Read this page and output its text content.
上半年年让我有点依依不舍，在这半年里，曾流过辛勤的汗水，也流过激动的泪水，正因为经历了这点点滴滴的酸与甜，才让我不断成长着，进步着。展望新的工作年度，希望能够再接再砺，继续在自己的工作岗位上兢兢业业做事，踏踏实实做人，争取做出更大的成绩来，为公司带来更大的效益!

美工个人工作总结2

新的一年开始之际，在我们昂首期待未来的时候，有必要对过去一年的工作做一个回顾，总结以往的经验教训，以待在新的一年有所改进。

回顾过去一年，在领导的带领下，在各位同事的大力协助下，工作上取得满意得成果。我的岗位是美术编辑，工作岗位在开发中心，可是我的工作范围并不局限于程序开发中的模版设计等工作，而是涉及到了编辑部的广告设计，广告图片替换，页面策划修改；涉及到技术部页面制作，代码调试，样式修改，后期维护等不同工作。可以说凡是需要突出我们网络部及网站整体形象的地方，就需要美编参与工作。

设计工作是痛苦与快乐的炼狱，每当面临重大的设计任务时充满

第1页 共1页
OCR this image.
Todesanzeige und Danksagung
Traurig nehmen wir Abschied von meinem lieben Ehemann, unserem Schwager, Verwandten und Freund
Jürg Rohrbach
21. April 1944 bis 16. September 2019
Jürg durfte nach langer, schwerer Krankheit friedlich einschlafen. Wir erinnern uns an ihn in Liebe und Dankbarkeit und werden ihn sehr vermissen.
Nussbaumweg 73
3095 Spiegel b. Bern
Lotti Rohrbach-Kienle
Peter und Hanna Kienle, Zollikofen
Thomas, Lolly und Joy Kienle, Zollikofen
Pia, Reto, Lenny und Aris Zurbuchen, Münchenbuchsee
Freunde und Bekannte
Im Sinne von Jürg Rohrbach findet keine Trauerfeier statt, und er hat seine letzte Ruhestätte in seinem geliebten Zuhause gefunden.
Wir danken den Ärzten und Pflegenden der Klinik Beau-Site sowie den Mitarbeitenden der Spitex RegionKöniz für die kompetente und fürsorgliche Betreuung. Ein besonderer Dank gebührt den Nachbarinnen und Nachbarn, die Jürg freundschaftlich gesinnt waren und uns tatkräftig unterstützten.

• • •

*Work to complete*.
Of the lines in the records, determine how many contain the word "Zollikofen", and report that number alone.

*Solution to this task*.
2